Tujuan 1 => Ringkas paragraf yang diawali "Ketua Rumah Moderasi Beragama (RMB)" dalam teks tentang program penguatan moderasi beragama menjadi daftar poin singkat yang memuat fakta-fakta utamanya.
Tujuan 2 => Kutip dari teks tentang program penguatan moderasi beragama bagian yang dibuka dengan kata-kata yang memuat "Kegiatan seperti ini" dan ditutup dengan "melainkan sebuah gerakan.".

Teks Bacaan =>

════════

Kegiatan seperti ini diharapkan tidak berhenti dalam sebuah program. Diharapkan agar Rumah Moderasi dapat memperluas cakupan tidak hanya menjadi program melainkan sebuah gerakan.
UIN Walisongo Online, Pekalongan – UIN Walisongo Semarang bersama Lembaga Pengelola Dana Pendidikan (LPDP) menggelar program penguatan moderasi beragama bagi dosen atau tenaga pengajar. Kegiatan penguatan dipusatkan di Kota Pekalongan, Jawa Tengah.
Ketua Rumah Moderasi Beragama (RMB) UIN Walisongo Semarang Dr. Imam Yahya, M.Ag. menjelaskan bahwa program penguatan moderasi beragama terjalin atas kerjasama dengan Direktorat Pendidikan Islam bersama LPDP Kementerian Keuangan. Kegiatan ini diikuti oleh 40 dosen atau tenaga pendidik dari tiga institusi, yaitu UIN Walisongo, UIN Salatiga dan IAIN Kudus.
Kegiatan dimulai pada hari Kamis, 8 Desember 2022 dan akan berakhir pada Senin 12 Desember 2022.

════════

Bahan yang Disediakan =>

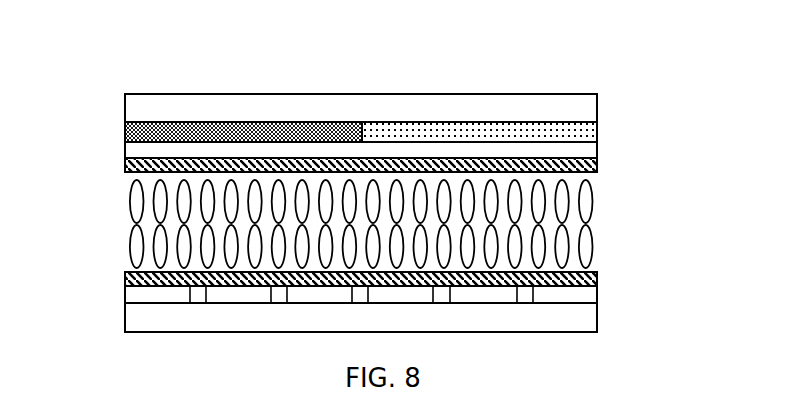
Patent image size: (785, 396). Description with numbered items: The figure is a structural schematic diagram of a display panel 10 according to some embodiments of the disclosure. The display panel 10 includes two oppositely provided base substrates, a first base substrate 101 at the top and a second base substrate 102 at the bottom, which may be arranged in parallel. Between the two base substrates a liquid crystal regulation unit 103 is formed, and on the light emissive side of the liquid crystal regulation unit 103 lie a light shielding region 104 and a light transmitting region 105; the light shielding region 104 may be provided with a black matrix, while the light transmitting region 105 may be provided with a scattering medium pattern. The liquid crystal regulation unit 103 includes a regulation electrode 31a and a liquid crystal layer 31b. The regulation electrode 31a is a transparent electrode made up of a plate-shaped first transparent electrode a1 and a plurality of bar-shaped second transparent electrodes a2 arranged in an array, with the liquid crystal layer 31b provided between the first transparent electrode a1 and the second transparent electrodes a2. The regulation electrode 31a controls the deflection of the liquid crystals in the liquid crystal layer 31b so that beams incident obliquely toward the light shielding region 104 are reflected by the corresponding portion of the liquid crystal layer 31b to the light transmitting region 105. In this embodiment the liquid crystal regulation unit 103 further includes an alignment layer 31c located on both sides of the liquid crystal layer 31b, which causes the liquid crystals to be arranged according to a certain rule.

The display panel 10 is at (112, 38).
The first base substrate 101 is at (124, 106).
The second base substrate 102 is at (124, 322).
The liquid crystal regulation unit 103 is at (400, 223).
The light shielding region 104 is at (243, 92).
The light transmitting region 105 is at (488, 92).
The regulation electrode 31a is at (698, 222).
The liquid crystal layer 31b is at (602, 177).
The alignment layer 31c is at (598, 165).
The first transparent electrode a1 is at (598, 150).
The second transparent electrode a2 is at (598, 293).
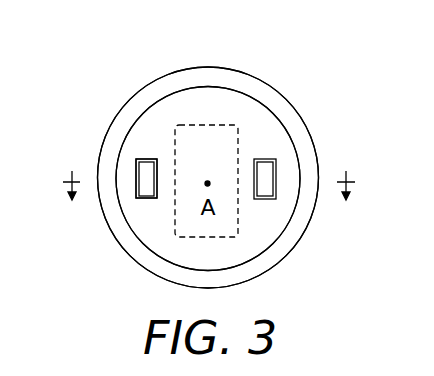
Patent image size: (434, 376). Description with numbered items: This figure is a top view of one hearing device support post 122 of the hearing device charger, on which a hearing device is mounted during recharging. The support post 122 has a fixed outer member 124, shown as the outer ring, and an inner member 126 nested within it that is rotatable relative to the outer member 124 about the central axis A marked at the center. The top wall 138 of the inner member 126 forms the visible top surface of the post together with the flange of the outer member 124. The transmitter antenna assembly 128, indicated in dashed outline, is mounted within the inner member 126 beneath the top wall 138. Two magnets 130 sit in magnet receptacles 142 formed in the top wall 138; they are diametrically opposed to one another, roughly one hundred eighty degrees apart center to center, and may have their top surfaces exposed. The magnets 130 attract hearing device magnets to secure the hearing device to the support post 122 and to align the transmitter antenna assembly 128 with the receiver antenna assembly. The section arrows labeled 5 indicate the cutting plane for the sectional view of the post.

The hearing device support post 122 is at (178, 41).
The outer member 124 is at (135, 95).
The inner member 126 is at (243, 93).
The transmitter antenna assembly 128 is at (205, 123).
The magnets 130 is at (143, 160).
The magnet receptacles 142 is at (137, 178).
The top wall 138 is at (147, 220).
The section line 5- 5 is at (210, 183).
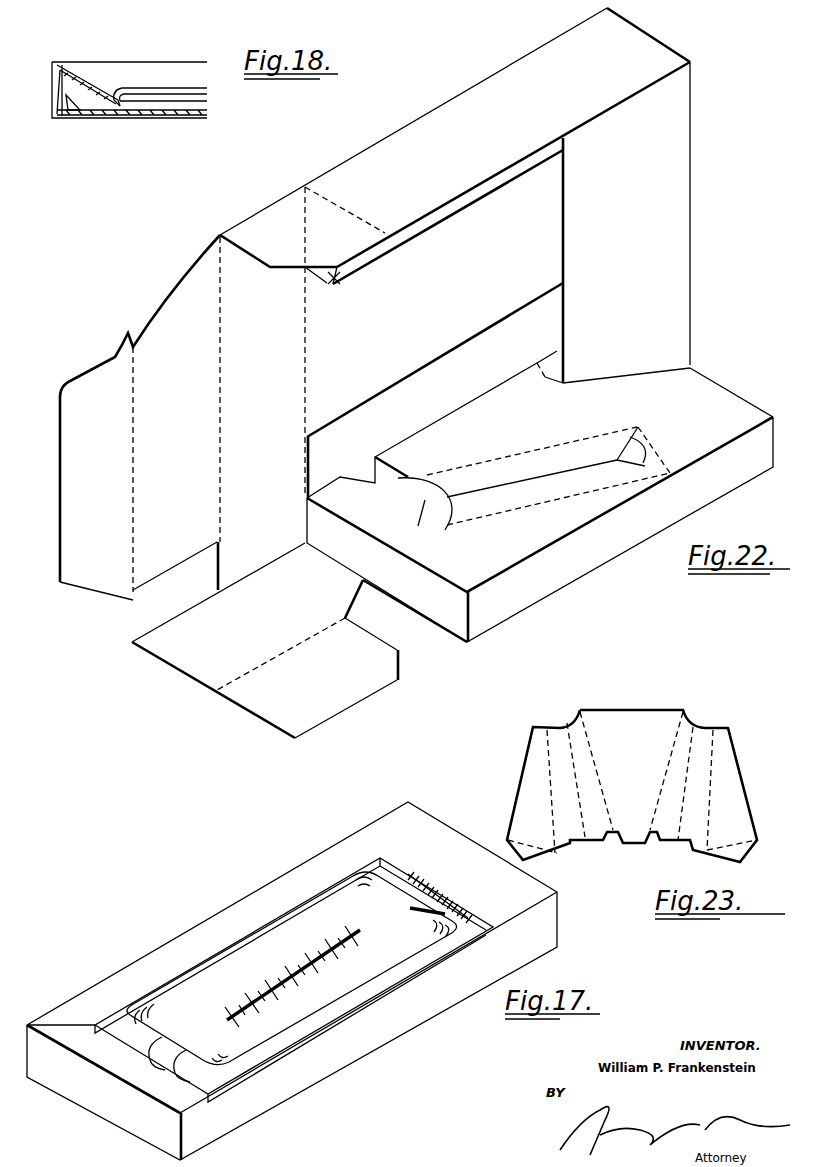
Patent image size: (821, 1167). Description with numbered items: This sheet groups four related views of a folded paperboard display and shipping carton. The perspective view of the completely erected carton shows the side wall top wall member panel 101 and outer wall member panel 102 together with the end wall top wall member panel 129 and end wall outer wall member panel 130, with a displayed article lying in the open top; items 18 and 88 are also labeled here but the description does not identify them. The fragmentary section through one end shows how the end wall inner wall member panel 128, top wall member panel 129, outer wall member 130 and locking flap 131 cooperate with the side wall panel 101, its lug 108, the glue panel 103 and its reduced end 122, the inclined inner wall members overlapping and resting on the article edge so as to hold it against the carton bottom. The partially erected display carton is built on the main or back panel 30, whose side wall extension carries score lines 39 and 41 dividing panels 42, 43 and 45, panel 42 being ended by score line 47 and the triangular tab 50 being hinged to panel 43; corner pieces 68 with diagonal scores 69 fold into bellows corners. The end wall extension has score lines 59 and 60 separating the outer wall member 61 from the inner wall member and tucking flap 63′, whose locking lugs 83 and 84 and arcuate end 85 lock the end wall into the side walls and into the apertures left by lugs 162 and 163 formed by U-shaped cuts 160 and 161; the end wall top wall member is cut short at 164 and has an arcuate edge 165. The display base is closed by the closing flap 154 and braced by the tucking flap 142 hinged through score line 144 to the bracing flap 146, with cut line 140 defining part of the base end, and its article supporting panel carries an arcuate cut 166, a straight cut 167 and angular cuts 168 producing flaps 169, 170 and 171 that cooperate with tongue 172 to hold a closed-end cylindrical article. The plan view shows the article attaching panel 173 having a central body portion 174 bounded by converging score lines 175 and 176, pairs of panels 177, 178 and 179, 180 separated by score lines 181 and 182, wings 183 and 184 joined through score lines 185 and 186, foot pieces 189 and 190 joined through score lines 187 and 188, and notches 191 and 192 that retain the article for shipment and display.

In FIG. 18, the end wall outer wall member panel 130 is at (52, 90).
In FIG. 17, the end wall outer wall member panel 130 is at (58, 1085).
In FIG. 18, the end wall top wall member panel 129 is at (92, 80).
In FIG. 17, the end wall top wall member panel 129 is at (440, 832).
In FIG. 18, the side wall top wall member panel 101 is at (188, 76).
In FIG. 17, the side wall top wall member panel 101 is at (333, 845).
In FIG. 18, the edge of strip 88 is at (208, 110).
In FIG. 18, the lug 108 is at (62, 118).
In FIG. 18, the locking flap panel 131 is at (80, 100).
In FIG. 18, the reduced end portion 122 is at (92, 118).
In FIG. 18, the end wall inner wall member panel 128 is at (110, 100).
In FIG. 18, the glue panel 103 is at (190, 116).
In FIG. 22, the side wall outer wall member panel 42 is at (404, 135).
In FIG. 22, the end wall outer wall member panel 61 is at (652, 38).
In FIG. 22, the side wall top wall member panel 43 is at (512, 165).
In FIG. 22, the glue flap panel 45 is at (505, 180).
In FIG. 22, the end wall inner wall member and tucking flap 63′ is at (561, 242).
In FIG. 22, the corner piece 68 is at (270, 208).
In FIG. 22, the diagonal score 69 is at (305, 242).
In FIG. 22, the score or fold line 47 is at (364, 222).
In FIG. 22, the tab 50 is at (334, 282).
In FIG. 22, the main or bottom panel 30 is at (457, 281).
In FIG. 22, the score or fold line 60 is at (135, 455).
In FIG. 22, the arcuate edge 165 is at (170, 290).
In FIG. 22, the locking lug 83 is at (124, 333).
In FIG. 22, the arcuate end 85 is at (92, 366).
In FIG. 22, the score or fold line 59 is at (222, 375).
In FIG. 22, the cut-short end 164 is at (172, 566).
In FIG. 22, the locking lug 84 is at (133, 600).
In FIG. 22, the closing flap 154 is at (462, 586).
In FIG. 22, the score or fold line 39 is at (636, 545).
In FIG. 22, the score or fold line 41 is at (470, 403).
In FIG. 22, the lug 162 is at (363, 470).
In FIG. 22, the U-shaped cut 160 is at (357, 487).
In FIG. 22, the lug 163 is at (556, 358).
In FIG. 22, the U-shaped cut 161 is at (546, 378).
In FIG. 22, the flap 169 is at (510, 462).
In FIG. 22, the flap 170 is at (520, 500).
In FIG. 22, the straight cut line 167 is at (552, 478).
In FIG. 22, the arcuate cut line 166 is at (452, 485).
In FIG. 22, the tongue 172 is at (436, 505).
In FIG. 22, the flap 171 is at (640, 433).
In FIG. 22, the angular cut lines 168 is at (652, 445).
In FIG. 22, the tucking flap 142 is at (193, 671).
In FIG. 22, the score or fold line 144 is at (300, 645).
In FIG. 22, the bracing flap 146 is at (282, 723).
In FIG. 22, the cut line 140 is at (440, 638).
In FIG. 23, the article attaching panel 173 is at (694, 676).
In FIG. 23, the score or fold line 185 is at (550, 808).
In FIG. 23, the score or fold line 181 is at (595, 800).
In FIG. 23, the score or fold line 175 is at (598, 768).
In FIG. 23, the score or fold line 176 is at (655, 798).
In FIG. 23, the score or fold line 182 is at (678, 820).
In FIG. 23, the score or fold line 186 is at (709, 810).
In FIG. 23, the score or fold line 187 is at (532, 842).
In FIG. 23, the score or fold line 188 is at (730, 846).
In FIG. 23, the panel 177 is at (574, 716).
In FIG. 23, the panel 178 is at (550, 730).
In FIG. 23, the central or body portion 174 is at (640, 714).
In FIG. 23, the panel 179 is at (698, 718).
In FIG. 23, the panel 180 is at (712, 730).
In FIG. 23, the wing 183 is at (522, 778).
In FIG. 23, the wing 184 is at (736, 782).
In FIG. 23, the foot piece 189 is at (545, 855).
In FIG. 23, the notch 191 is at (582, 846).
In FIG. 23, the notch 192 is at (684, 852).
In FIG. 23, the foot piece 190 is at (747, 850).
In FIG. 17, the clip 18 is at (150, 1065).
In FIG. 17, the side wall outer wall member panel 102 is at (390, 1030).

════════

Hasil yang Diharapkan 1 =>
- Penjelasan disampaikan oleh Dr. Imam Yahya, M.Ag., Ketua Rumah Moderasi Beragama (RMB) UIN Walisongo Semarang.
- Program penguatan moderasi beragama merupakan kerja sama dengan Direktorat Pendidikan Islam dan LPDP Kementerian Keuangan.
- Pesertanya 40 dosen atau tenaga pendidik.
- Peserta berasal dari tiga institusi: UIN Walisongo, UIN Salatiga, dan IAIN Kudus.

Hasil yang Diharapkan 2 =>
Kegiatan seperti ini diharapkan tidak berhenti dalam sebuah program. Diharapkan agar Rumah Moderasi dapat memperluas cakupan tidak hanya menjadi program melainkan sebuah gerakan.